• _Task directions_: Copy out all lines that carry the word "Petite".
***
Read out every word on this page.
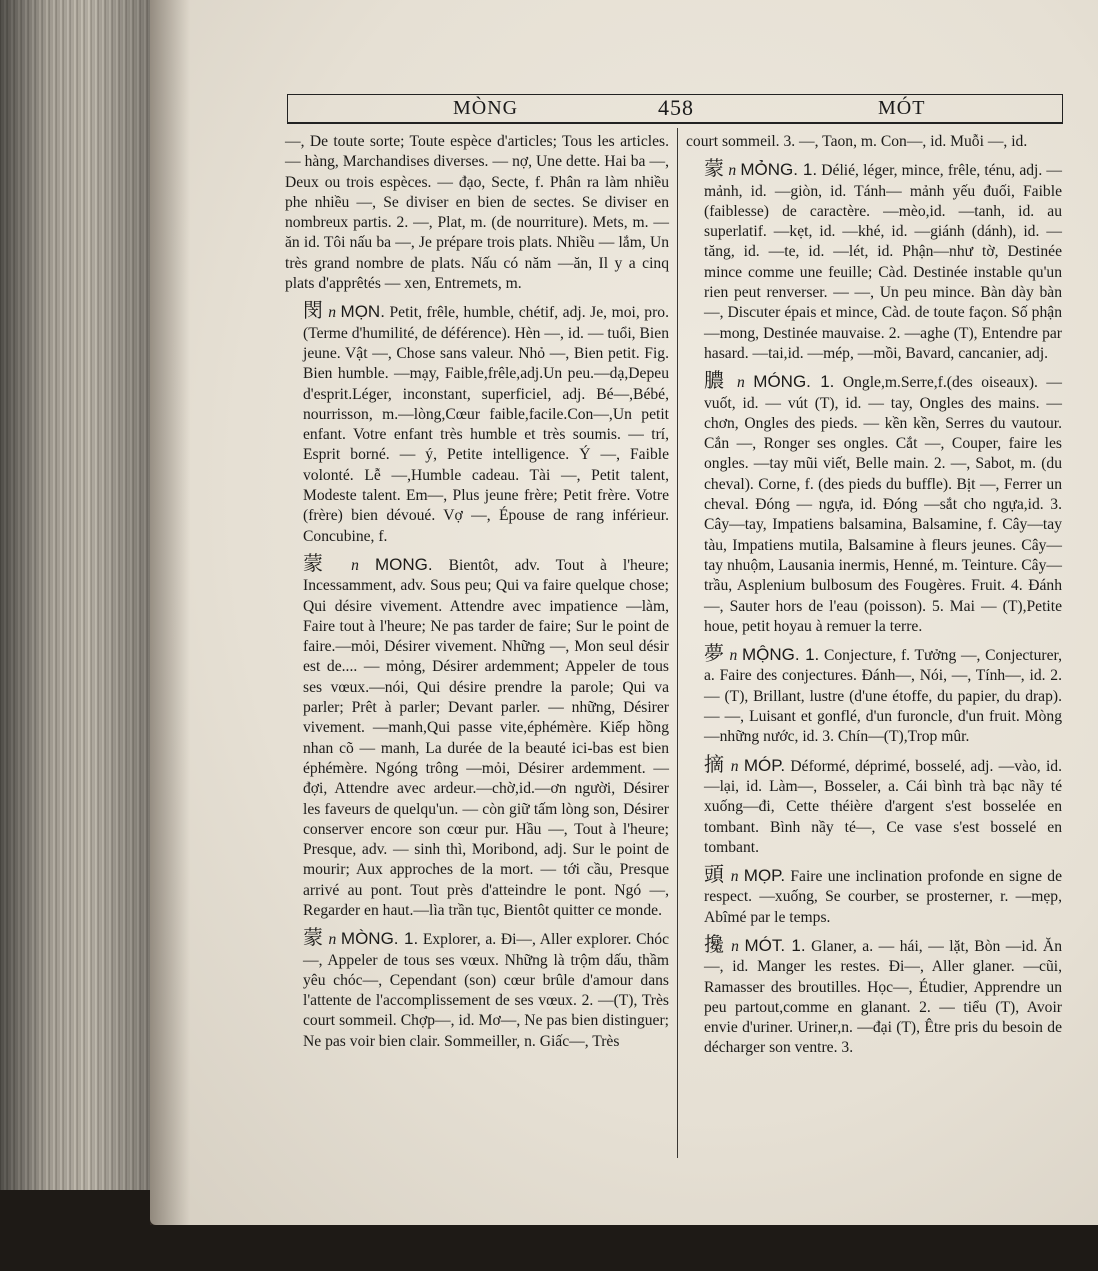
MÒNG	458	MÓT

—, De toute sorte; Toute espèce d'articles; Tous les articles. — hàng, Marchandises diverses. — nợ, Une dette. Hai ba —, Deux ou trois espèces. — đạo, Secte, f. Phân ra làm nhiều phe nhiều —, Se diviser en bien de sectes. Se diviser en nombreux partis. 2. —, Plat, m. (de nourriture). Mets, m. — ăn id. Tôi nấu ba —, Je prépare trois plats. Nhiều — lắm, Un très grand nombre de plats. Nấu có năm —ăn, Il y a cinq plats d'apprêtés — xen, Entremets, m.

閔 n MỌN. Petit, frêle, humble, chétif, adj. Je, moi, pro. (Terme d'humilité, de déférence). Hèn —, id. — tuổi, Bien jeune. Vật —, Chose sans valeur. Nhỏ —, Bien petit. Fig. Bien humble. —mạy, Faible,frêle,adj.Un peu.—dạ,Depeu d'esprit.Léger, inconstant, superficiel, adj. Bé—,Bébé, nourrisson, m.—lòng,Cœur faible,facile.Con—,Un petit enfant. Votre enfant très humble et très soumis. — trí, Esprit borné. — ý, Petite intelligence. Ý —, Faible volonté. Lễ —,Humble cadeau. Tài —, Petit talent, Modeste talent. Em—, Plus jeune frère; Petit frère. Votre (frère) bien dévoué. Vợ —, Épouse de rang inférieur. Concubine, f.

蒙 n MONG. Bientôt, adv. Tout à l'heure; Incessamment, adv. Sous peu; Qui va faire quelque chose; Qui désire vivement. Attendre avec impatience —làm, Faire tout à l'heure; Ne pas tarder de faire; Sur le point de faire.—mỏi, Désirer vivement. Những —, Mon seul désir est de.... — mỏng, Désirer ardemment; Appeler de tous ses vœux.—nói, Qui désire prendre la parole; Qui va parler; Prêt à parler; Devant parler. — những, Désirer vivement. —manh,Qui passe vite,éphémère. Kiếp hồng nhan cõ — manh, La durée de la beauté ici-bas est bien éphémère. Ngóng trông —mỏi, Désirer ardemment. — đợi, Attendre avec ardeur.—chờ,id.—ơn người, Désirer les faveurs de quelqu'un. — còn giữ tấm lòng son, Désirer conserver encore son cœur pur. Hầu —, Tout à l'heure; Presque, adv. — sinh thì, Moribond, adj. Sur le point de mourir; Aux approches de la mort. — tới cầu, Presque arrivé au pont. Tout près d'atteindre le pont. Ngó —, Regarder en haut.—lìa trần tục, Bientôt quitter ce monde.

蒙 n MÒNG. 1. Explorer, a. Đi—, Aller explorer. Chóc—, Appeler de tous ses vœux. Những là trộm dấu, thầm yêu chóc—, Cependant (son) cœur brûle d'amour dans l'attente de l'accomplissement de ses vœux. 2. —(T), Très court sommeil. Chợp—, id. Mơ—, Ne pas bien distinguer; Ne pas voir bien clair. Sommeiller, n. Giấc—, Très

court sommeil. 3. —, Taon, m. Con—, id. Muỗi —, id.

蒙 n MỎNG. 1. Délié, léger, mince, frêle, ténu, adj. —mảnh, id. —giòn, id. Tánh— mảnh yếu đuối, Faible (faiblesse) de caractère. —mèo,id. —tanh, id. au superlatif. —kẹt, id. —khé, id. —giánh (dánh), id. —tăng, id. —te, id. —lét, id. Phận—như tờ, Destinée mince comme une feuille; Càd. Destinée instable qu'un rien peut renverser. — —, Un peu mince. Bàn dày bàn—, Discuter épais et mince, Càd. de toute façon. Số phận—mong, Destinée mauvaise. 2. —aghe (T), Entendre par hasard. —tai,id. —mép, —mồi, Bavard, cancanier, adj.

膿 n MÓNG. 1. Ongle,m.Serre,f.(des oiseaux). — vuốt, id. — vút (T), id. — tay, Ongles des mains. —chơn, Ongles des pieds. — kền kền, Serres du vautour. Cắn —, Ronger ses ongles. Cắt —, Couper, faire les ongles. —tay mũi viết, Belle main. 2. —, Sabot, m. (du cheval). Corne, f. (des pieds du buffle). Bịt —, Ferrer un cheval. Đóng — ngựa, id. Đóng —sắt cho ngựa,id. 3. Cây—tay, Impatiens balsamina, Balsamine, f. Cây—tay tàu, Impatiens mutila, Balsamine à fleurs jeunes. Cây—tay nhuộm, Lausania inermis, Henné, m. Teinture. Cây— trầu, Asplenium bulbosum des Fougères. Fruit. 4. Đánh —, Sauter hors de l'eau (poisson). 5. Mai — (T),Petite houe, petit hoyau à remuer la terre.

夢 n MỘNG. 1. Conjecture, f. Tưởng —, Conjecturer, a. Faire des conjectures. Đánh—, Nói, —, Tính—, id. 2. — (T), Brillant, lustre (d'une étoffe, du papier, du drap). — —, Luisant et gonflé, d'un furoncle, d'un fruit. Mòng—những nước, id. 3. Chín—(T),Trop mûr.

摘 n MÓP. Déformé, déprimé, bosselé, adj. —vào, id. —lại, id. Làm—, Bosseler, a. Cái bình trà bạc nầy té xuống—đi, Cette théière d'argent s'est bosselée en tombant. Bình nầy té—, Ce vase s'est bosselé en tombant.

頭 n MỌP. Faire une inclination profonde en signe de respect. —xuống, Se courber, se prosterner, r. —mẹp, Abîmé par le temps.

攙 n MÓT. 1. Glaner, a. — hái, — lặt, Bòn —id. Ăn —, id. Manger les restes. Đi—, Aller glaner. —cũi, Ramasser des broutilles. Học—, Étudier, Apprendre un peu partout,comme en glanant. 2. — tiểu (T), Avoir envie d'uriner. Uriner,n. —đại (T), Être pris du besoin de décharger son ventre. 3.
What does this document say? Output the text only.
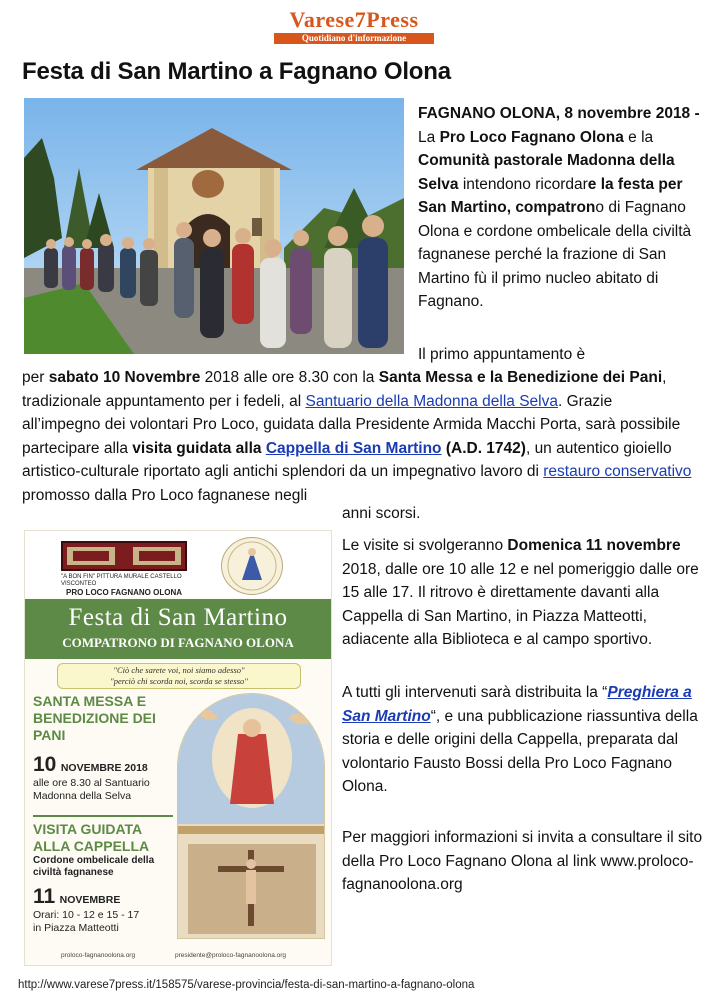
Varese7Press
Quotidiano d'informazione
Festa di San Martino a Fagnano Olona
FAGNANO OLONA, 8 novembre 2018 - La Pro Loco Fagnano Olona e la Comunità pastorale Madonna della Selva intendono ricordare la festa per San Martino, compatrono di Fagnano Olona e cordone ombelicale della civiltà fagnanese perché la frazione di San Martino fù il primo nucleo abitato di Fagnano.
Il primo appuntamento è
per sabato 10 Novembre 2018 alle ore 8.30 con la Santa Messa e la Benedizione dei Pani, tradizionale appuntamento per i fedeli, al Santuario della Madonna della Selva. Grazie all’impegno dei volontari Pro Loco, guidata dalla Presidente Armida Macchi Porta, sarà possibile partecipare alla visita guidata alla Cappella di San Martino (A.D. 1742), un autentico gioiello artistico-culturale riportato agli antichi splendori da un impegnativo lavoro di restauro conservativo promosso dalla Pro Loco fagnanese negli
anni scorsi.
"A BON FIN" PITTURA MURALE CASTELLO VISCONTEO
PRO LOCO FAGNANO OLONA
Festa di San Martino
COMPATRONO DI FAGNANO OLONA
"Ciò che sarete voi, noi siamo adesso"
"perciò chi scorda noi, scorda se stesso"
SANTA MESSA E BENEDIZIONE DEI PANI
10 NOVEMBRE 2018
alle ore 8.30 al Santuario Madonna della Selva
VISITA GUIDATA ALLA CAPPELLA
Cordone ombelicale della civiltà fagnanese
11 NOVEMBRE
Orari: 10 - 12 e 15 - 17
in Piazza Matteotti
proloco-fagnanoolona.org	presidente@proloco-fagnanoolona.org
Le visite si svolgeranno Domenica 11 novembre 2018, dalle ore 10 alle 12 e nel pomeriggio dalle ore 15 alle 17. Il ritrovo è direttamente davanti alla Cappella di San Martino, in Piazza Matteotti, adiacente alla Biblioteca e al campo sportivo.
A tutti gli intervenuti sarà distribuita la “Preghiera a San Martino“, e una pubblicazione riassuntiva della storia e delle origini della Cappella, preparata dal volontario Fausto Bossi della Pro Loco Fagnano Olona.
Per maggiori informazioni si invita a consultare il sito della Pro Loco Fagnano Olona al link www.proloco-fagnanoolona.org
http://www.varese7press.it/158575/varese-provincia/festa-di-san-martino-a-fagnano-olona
***
• _Task solution_:
閔 n MỌN. Petit, frêle, humble, chétif, adj. Je, moi, pro. (Terme d'humilité, de déférence). Hèn —, id. — tuổi, Bien jeune. Vật —, Chose sans valeur. Nhỏ —, Bien petit. Fig. Bien humble. —mạy, Faible,frêle,adj.Un peu.—dạ,Depeu d'esprit.Léger, inconstant, superficiel, adj. Bé—,Bébé, nourrisson, m.—lòng,Cœur faible,facile.Con—,Un petit enfant. Votre enfant très humble et très soumis. — trí, Esprit borné. — ý, Petite intelligence. Ý —, Faible volonté. Lễ —,Humble cadeau. Tài —, Petit talent, Modeste talent. Em—, Plus jeune frère; Petit frère. Votre (frère) bien dévoué. Vợ —, Épouse de rang inférieur. Concubine, f.
膿 n MÓNG. 1. Ongle,m.Serre,f.(des oiseaux). — vuốt, id. — vút (T), id. — tay, Ongles des mains. —chơn, Ongles des pieds. — kền kền, Serres du vautour. Cắn —, Ronger ses ongles. Cắt —, Couper, faire les ongles. —tay mũi viết, Belle main. 2. —, Sabot, m. (du cheval). Corne, f. (des pieds du buffle). Bịt —, Ferrer un cheval. Đóng — ngựa, id. Đóng —sắt cho ngựa,id. 3. Cây—tay, Impatiens balsamina, Balsamine, f. Cây—tay tàu, Impatiens mutila, Balsamine à fleurs jeunes. Cây—tay nhuộm, Lausania inermis, Henné, m. Teinture. Cây— trầu, Asplenium bulbosum des Fougères. Fruit. 4. Đánh —, Sauter hors de l'eau (poisson). 5. Mai — (T),Petite houe, petit hoyau à remuer la terre.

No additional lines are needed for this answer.